TASK BRIEF: Identify each line holding the string "Pseudorange" and copy it.

>> BEGIN

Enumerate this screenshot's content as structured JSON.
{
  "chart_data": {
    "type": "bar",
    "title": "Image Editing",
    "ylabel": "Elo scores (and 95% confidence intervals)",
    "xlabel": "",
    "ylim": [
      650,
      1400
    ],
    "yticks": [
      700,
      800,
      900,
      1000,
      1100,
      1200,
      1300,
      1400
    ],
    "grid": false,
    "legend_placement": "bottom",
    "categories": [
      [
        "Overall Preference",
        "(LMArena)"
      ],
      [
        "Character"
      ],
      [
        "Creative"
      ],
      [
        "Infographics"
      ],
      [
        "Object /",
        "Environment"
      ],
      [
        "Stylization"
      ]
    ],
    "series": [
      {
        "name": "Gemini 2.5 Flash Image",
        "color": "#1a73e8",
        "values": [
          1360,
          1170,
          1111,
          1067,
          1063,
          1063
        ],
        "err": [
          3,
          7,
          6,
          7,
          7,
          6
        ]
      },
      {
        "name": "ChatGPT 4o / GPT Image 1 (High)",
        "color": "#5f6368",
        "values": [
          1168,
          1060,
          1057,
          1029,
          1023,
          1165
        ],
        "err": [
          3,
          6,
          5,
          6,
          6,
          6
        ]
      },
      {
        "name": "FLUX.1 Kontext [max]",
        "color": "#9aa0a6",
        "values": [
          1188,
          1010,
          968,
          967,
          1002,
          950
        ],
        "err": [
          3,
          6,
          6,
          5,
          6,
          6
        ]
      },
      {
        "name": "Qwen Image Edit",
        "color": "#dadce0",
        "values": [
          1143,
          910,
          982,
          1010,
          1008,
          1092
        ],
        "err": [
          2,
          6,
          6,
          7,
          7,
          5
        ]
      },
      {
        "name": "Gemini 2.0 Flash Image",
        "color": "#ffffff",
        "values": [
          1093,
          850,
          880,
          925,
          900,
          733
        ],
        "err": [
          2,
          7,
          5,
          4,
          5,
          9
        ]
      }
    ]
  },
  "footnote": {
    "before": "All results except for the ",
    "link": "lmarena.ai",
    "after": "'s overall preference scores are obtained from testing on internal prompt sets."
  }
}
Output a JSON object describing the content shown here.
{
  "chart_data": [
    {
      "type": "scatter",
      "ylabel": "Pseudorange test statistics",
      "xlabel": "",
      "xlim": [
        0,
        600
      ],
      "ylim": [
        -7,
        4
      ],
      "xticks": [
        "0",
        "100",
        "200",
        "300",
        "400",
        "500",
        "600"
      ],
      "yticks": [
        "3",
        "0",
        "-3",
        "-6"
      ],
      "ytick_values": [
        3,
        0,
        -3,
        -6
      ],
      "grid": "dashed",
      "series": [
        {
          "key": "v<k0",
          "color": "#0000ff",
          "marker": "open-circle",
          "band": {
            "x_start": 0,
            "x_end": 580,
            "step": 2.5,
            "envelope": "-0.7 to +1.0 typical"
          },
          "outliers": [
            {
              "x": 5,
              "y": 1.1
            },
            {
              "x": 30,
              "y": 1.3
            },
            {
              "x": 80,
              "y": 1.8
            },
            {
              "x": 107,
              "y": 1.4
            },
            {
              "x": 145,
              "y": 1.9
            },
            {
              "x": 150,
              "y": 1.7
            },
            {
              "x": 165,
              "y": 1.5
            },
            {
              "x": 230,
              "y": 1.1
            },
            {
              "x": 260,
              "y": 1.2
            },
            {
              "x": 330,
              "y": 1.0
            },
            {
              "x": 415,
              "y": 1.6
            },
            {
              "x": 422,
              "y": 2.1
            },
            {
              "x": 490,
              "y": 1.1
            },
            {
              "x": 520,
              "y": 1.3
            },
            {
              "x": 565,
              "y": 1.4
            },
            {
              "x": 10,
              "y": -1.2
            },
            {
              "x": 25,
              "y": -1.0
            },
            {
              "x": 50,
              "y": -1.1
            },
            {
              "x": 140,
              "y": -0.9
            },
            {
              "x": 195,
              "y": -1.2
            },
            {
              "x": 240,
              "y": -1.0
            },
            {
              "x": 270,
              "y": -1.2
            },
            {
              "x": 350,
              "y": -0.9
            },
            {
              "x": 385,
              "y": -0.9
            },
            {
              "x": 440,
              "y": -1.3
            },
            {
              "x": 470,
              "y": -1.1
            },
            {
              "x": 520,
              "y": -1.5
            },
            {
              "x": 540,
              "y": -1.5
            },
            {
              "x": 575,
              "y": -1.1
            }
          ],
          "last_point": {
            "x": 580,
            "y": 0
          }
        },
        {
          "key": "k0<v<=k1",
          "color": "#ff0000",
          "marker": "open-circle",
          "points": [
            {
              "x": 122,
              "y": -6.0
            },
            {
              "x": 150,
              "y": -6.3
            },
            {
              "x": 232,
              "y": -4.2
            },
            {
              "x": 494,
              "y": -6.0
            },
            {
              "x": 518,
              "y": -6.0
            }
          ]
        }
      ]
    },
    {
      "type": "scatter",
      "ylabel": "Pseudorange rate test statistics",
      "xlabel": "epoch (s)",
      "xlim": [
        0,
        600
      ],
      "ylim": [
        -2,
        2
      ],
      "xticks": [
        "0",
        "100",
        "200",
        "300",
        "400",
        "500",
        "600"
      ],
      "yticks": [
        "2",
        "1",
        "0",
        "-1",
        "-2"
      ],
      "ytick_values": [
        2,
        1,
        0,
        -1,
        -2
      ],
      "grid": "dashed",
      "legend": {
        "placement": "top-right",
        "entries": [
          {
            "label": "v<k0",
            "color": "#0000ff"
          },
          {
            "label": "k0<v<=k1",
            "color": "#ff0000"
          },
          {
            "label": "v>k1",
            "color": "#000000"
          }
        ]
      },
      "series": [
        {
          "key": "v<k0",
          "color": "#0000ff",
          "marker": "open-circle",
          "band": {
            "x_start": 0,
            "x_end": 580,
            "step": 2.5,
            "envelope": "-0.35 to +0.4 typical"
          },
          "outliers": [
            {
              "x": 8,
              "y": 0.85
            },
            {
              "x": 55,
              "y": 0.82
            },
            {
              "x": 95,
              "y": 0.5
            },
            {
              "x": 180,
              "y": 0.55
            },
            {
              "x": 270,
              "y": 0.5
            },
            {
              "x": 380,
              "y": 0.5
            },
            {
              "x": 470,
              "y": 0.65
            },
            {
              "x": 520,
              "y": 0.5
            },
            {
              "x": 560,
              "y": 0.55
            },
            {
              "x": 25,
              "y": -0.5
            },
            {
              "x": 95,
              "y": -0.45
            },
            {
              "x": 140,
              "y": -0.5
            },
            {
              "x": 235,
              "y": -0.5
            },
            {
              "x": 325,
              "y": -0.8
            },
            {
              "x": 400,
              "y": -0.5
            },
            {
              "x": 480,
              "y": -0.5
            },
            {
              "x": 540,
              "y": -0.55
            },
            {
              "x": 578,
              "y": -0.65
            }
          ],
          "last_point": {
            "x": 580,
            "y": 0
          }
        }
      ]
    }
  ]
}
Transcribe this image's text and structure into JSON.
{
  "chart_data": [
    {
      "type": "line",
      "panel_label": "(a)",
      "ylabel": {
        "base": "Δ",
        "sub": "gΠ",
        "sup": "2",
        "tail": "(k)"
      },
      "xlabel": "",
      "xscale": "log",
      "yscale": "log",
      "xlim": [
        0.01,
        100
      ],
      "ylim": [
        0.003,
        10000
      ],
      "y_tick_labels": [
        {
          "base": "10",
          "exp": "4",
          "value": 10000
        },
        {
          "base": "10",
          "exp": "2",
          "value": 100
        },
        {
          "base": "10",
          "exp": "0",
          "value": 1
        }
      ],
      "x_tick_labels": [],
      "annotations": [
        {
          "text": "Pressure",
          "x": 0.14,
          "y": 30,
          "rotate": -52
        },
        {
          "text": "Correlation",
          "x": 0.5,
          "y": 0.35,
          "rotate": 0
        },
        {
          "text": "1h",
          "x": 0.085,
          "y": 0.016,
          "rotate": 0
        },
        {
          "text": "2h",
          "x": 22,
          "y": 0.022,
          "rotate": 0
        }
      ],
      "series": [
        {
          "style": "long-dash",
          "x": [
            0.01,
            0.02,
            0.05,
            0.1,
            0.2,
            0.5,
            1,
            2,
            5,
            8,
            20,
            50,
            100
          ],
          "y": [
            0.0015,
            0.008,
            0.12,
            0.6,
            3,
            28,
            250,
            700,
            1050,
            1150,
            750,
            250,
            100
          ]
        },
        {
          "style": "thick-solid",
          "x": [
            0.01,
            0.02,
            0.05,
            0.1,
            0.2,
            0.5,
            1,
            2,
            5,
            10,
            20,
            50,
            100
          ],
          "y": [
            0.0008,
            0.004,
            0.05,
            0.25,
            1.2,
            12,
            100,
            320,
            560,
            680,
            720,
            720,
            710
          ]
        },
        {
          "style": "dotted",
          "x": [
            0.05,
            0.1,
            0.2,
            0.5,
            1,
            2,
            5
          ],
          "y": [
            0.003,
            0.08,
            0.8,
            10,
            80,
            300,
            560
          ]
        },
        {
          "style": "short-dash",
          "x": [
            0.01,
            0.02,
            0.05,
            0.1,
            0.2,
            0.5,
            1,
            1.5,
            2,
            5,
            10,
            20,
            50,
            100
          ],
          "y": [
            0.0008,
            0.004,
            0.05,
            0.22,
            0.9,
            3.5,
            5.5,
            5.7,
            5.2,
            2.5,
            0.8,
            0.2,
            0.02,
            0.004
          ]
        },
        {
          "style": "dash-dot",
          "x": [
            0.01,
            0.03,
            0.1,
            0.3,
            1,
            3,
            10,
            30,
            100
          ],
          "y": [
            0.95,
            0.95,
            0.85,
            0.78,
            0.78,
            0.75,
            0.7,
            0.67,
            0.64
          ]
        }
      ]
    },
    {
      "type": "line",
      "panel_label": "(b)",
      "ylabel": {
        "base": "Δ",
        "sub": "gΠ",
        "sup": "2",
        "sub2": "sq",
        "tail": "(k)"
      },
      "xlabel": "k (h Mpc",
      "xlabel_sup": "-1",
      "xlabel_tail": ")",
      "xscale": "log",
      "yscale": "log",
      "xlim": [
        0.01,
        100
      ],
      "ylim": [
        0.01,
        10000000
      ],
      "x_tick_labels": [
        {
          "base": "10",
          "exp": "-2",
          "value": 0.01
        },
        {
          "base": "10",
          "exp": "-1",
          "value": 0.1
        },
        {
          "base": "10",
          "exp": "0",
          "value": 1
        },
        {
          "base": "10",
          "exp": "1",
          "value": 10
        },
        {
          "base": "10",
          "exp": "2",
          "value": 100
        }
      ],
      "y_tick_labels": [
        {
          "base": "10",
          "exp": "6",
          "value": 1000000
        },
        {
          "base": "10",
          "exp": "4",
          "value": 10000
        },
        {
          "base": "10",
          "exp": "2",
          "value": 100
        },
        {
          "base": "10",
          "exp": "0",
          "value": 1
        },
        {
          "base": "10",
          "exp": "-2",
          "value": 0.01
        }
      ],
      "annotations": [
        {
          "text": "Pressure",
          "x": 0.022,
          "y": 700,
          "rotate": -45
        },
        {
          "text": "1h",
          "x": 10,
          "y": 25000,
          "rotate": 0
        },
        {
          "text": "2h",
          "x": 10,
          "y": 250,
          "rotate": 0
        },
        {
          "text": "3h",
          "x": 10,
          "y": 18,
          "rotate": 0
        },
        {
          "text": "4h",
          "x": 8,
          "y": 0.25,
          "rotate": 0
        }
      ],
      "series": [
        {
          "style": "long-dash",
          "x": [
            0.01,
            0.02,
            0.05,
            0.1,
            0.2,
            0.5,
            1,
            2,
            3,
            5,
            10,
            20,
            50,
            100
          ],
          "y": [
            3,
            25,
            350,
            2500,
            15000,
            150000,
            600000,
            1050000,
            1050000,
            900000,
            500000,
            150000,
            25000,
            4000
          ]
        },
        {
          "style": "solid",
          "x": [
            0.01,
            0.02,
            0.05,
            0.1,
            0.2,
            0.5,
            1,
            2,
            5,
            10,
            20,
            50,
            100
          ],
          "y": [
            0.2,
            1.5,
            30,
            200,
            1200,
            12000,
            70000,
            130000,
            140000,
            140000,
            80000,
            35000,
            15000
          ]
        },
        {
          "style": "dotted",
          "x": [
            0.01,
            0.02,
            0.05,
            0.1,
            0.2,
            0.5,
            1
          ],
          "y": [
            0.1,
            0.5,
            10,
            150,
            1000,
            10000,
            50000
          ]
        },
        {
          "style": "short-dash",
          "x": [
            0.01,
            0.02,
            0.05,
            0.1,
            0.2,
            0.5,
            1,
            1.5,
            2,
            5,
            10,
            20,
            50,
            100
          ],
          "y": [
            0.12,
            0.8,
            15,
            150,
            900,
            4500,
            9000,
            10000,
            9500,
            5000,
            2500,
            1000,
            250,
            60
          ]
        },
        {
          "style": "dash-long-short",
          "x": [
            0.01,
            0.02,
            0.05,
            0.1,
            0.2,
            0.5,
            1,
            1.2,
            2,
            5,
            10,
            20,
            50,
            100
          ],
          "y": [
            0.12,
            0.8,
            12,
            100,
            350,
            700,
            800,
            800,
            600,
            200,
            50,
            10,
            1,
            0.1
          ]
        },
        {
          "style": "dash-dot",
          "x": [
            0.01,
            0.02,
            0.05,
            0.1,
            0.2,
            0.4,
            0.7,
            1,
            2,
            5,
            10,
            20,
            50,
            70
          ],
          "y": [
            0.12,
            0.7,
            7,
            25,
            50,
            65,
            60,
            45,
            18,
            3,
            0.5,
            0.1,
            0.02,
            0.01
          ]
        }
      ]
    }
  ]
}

>> END

ANSWER IN FULL:
      "ylabel": "Pseudorange test statistics",
      "ylabel": "Pseudorange rate test statistics",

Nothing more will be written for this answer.